Find all the lines with "عيسى" and gather them.

_Data records_.
***

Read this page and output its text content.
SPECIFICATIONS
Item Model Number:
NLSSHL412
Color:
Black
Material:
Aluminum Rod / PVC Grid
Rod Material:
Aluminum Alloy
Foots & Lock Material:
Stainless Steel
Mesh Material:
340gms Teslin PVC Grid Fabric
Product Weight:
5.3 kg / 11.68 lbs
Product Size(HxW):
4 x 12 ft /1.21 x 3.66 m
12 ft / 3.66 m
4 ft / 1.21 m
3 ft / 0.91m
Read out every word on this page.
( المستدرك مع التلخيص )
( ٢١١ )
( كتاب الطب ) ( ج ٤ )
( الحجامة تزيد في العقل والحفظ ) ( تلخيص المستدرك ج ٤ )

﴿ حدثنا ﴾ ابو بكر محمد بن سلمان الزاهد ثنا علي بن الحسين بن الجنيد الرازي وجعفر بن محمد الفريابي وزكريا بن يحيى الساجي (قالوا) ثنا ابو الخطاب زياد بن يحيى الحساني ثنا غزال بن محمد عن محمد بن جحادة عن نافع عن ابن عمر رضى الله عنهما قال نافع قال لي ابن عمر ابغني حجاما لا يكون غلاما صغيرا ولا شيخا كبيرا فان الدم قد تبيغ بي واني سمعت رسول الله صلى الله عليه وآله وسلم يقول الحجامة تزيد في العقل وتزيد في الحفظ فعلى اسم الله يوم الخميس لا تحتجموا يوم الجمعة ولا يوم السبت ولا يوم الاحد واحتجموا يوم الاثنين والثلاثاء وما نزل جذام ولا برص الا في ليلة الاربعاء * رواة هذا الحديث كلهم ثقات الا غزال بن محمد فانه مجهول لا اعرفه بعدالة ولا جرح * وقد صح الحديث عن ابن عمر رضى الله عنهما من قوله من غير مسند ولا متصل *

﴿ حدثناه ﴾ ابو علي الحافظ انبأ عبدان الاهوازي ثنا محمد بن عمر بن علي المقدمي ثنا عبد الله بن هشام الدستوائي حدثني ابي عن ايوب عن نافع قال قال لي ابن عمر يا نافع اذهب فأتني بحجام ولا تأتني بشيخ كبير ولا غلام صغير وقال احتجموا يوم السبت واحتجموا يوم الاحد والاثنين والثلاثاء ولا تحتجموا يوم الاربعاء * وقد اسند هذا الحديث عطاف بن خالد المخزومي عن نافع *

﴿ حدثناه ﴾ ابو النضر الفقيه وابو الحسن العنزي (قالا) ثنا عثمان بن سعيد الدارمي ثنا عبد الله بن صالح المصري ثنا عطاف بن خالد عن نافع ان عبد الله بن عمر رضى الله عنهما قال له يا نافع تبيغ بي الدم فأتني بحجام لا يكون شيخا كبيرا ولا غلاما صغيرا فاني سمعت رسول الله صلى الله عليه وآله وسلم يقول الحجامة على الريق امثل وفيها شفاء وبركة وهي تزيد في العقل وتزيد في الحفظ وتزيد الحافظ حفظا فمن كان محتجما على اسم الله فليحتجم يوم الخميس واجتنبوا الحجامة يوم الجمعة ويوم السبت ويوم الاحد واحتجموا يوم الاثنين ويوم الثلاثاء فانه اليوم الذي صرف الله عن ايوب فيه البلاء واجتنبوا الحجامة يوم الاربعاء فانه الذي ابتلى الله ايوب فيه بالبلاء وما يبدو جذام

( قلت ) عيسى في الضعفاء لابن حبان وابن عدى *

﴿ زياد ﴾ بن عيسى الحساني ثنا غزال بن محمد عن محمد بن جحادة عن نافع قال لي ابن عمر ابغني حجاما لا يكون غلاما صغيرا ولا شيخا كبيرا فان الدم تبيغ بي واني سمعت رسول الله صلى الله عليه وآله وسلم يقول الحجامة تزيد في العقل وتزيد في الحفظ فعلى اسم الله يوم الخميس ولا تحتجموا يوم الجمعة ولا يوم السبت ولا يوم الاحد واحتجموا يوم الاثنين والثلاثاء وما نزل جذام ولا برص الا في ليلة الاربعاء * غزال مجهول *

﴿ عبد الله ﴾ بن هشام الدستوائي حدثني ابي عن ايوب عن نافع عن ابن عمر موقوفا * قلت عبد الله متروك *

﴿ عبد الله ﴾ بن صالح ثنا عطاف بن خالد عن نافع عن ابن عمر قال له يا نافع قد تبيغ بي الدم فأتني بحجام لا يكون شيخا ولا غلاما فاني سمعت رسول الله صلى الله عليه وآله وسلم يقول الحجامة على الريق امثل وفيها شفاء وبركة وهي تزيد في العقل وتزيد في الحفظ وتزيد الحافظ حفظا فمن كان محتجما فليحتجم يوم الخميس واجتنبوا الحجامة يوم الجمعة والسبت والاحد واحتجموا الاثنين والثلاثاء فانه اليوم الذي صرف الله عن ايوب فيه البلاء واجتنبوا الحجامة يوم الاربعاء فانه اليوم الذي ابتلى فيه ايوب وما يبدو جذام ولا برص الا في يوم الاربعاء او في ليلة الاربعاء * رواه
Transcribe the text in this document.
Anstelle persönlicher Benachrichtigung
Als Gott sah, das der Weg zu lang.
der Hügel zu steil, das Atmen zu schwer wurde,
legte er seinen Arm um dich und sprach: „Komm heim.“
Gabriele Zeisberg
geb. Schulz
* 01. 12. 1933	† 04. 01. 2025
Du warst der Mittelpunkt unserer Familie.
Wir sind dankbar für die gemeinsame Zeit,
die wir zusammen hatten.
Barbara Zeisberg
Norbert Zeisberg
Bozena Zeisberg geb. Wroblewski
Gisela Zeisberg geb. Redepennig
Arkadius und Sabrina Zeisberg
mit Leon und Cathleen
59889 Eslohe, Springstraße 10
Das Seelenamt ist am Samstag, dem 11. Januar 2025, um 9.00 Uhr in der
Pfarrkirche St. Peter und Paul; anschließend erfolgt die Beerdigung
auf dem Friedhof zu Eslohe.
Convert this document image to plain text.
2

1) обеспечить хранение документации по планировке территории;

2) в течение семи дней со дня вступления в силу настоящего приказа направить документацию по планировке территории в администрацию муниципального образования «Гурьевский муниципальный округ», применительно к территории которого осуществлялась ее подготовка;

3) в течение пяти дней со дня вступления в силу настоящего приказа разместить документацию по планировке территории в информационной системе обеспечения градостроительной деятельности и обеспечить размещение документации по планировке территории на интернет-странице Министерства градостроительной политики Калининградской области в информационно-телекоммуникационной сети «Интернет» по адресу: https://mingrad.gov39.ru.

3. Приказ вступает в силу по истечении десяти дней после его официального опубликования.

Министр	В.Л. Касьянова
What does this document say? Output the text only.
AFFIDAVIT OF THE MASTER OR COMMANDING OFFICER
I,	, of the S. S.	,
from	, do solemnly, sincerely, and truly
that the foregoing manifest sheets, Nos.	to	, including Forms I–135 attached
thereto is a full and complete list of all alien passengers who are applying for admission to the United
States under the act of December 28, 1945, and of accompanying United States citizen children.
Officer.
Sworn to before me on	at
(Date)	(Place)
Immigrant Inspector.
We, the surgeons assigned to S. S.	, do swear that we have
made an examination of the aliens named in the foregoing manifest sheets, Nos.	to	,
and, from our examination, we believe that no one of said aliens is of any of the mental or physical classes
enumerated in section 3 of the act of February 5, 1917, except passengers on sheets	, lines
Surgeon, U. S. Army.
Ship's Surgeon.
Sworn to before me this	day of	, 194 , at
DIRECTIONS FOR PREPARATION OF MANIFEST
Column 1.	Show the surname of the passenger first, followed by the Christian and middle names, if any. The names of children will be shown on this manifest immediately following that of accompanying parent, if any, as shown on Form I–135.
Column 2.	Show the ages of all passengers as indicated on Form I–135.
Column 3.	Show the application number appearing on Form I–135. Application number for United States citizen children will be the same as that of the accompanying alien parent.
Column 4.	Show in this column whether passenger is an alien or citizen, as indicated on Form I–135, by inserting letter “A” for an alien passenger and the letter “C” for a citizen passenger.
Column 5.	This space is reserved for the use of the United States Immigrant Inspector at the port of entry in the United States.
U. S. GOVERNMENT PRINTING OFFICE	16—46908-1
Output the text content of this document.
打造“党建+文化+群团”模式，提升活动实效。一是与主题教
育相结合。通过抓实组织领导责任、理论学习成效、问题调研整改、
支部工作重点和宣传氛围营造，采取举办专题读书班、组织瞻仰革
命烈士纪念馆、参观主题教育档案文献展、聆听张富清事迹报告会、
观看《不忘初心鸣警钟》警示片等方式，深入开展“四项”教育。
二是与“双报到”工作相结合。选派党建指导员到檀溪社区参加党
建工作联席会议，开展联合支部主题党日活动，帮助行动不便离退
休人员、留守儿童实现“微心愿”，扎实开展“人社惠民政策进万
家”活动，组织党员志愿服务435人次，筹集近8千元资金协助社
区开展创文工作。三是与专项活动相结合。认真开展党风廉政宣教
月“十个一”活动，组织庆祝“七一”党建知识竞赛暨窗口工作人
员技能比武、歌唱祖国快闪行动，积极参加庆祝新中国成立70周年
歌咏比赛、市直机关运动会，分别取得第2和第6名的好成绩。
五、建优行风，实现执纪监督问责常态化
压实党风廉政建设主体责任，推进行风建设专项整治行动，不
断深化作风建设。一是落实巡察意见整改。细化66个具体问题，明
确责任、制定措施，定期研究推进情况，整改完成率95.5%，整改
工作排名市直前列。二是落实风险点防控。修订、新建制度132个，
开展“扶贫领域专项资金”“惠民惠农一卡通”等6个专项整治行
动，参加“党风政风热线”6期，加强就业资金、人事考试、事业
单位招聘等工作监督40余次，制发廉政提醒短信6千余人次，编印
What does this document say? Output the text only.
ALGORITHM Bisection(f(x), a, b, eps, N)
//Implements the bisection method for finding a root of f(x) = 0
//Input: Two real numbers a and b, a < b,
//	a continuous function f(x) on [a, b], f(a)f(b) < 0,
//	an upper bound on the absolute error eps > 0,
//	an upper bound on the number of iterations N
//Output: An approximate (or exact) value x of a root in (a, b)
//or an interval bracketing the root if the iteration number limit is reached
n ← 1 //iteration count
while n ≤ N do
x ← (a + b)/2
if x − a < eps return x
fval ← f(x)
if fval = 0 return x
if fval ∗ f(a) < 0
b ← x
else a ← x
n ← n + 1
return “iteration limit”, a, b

***

_Answer to the exercise_.
( قلت ) عيسى في الضعفاء لابن حبان وابن عدى *
﴿ زياد ﴾ بن عيسى الحساني ثنا غزال بن محمد عن محمد بن جحادة عن نافع قال لي ابن عمر ابغني حجاما لا يكون غلاما صغيرا ولا شيخا كبيرا فان الدم تبيغ بي واني سمعت رسول الله صلى الله عليه وآله وسلم يقول الحجامة تزيد في العقل وتزيد في الحفظ فعلى اسم الله يوم الخميس ولا تحتجموا يوم الجمعة ولا يوم السبت ولا يوم الاحد واحتجموا يوم الاثنين والثلاثاء وما نزل جذام ولا برص الا في ليلة الاربعاء * غزال مجهول *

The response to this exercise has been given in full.